--- Supplied entries ---
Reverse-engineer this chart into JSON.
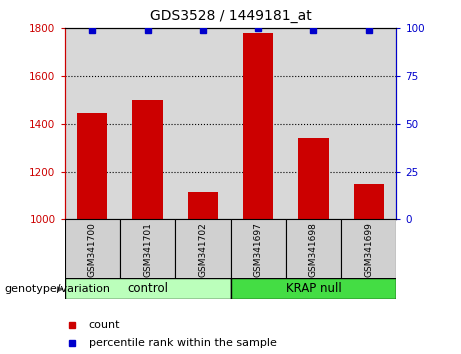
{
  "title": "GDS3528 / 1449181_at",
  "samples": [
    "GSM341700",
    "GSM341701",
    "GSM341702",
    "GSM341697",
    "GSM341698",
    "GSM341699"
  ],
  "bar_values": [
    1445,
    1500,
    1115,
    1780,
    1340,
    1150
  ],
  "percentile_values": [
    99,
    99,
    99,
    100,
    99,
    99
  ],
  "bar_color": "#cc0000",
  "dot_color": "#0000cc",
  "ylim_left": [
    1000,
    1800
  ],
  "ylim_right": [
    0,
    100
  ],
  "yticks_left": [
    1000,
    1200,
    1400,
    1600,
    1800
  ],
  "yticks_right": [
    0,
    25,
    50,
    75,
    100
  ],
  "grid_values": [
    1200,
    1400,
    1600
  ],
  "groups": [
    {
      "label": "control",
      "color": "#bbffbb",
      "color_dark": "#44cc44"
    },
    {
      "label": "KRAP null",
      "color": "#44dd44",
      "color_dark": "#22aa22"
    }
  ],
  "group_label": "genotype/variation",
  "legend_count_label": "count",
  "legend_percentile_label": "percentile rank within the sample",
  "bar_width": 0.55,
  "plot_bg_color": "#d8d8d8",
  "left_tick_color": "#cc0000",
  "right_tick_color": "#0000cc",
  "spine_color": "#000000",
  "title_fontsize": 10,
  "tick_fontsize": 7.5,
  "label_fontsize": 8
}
--
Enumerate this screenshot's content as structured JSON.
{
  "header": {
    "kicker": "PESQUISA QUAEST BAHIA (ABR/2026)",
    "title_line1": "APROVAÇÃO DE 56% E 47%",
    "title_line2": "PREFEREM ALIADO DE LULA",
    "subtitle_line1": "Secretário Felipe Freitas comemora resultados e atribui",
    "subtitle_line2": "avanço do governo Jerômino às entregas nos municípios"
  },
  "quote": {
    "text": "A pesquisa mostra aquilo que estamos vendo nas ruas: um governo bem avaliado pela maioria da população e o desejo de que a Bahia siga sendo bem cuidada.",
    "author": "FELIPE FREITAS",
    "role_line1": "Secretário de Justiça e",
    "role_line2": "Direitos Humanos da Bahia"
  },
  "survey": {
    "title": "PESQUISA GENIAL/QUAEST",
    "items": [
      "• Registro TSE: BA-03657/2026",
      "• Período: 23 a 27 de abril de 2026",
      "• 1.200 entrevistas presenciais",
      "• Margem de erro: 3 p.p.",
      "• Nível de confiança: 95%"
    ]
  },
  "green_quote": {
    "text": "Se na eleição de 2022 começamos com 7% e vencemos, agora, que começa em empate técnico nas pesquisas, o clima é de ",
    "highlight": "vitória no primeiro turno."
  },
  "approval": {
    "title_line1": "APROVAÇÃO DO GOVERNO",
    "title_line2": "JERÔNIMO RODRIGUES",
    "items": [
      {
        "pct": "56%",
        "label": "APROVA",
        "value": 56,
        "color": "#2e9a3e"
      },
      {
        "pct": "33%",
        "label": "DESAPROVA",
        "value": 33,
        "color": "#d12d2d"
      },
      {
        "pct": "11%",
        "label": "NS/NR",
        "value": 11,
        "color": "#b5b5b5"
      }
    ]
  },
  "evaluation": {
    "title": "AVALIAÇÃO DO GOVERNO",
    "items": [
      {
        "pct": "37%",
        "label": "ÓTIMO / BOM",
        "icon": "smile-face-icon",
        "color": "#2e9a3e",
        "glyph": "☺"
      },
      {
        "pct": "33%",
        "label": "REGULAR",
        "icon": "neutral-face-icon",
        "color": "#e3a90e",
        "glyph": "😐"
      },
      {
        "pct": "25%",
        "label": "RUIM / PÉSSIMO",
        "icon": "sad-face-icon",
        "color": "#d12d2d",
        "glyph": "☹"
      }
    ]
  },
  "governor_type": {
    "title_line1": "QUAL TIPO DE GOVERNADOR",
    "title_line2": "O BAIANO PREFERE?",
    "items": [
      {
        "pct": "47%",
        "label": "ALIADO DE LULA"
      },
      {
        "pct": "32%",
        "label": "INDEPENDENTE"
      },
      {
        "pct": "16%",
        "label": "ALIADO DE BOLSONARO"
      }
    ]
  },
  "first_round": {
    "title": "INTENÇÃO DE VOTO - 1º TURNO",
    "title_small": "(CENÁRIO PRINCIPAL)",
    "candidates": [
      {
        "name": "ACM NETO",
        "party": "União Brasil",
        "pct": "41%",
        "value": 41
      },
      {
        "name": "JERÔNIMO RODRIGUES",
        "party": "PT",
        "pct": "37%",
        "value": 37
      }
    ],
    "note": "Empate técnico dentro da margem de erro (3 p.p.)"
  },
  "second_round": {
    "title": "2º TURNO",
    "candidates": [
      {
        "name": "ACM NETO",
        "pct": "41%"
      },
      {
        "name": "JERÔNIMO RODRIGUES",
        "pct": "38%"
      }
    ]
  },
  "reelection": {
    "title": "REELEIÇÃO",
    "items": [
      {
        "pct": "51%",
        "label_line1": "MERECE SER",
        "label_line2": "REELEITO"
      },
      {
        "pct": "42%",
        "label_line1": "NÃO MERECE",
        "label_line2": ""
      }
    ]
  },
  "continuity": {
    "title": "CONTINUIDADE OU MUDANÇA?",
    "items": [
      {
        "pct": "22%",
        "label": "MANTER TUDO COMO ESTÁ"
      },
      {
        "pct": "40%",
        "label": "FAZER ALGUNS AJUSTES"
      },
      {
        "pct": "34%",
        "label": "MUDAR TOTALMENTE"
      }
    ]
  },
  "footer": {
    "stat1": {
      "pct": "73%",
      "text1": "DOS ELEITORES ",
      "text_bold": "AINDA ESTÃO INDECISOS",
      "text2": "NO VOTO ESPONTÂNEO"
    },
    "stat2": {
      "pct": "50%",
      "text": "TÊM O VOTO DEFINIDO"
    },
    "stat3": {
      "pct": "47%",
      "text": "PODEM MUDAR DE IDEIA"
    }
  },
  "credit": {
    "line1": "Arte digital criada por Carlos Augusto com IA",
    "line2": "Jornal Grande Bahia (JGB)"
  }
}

--- What to work on ---
Copy out each line of the records where the string "MERECE" appears.

--- Problem solution ---
        "label_line1": "MERECE SER",
        "label_line1": "NÃO MERECE",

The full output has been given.